* Exercise goal:
Each line that holds the word "Cash" counts once; give the total number of such lines and nothing else.

* Material for this exercise:
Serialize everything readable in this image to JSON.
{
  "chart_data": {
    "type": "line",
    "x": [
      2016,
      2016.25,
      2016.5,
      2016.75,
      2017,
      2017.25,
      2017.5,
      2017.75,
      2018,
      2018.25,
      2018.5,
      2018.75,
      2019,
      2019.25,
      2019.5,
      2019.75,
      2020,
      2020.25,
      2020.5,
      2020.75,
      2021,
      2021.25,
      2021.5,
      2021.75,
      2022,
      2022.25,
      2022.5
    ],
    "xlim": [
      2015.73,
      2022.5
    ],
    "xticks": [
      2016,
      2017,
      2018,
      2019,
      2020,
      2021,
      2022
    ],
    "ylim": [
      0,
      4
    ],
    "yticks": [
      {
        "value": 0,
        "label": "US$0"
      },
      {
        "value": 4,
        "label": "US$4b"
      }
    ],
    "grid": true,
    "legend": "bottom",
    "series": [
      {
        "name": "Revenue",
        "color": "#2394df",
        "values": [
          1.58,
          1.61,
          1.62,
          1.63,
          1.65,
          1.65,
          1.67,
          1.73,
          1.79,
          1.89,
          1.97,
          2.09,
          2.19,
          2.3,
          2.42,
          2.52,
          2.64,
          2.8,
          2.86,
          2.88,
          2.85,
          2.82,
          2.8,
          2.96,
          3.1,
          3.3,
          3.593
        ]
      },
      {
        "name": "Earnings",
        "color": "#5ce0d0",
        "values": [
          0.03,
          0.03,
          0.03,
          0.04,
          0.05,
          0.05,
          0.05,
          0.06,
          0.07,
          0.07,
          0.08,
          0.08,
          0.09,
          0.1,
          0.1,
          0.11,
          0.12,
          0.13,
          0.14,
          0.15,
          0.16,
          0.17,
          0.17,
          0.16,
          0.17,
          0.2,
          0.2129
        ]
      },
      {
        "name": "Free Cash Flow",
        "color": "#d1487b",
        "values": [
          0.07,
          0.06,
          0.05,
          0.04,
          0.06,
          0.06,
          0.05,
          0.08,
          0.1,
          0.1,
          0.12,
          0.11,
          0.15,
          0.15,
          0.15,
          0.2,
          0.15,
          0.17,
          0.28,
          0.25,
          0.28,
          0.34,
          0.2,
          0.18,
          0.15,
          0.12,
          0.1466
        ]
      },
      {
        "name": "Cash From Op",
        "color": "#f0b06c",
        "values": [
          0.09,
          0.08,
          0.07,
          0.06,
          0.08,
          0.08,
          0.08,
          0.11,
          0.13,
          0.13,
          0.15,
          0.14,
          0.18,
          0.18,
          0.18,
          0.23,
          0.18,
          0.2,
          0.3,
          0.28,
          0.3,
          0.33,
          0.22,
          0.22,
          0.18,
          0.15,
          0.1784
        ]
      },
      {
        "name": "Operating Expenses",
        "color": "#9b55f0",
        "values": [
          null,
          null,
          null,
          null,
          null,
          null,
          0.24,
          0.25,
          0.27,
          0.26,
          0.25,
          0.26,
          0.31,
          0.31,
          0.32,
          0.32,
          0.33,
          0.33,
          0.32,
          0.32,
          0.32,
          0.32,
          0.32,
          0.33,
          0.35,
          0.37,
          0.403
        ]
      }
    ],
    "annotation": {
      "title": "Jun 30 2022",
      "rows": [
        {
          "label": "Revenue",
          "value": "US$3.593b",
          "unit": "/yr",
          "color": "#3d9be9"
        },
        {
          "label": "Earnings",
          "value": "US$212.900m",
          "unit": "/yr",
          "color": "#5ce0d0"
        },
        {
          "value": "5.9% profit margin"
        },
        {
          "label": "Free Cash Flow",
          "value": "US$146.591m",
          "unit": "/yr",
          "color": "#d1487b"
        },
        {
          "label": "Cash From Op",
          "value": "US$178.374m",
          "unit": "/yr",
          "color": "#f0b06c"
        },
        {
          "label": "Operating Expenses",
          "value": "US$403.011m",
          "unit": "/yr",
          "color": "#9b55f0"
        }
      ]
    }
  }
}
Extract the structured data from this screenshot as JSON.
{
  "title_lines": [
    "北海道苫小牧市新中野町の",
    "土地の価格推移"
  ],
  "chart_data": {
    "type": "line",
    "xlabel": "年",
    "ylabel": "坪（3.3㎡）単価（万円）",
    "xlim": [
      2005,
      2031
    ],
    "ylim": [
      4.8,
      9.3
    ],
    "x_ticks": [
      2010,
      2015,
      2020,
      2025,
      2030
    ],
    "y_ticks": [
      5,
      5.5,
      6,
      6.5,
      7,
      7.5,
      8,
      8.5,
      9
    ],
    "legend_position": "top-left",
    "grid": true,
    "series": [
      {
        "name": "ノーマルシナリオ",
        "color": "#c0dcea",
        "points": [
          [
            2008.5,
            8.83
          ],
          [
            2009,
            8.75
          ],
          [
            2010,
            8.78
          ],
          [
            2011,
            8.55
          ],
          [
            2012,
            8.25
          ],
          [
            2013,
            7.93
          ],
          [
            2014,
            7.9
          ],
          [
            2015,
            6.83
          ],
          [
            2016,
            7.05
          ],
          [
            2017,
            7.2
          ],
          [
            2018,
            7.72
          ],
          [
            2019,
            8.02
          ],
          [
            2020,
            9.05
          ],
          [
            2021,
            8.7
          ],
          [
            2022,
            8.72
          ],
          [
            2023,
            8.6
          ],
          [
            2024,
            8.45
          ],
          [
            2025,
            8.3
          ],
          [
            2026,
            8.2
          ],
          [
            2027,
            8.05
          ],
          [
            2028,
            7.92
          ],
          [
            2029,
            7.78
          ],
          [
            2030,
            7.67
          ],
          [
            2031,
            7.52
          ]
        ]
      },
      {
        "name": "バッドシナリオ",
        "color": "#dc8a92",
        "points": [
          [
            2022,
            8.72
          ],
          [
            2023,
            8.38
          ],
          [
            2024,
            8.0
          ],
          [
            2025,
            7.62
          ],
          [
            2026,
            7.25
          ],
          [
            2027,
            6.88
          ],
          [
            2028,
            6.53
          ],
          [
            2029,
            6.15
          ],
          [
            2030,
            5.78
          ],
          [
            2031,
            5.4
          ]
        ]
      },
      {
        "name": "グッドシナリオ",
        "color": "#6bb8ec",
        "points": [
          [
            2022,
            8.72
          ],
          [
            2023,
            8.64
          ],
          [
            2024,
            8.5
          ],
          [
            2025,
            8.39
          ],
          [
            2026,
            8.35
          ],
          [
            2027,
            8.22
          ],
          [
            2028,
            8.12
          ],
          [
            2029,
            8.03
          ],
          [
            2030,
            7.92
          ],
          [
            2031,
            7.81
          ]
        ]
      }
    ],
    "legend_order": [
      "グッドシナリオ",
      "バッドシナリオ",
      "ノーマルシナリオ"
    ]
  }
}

---

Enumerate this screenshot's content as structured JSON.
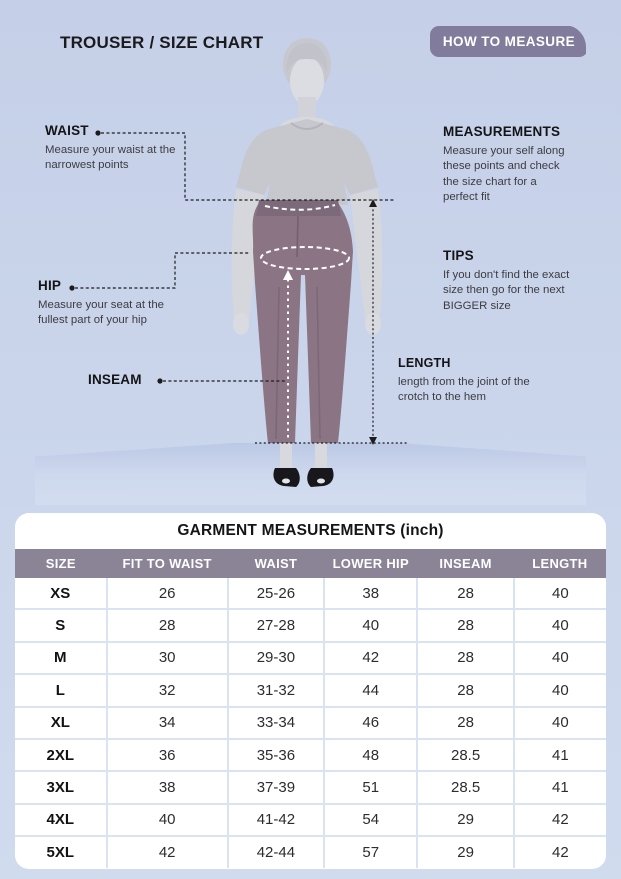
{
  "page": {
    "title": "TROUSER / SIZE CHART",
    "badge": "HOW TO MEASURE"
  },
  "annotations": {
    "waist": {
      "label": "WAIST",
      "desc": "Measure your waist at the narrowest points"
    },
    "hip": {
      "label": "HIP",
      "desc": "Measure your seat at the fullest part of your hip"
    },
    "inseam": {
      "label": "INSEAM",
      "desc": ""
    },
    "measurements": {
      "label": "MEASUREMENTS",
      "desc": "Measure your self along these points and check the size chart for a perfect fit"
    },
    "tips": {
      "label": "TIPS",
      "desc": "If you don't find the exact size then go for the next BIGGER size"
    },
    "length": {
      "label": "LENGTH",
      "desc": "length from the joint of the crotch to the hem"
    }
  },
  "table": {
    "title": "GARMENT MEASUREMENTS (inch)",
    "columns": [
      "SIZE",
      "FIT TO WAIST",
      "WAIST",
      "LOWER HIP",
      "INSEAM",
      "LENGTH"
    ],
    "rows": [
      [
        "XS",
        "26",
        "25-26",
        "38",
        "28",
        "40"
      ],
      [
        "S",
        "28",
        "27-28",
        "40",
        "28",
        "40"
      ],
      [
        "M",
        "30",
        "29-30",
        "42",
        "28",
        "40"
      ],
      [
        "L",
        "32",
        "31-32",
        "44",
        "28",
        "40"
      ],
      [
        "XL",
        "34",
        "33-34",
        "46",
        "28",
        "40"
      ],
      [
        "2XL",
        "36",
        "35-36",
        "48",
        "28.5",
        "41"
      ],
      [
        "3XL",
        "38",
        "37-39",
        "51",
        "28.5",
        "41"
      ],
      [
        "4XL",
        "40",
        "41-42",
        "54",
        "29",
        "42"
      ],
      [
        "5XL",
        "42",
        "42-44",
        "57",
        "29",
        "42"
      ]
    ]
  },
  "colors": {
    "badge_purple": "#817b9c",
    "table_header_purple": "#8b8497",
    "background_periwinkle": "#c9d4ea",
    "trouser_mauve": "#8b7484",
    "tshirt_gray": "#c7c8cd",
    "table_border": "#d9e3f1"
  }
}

* Exercise solution:
4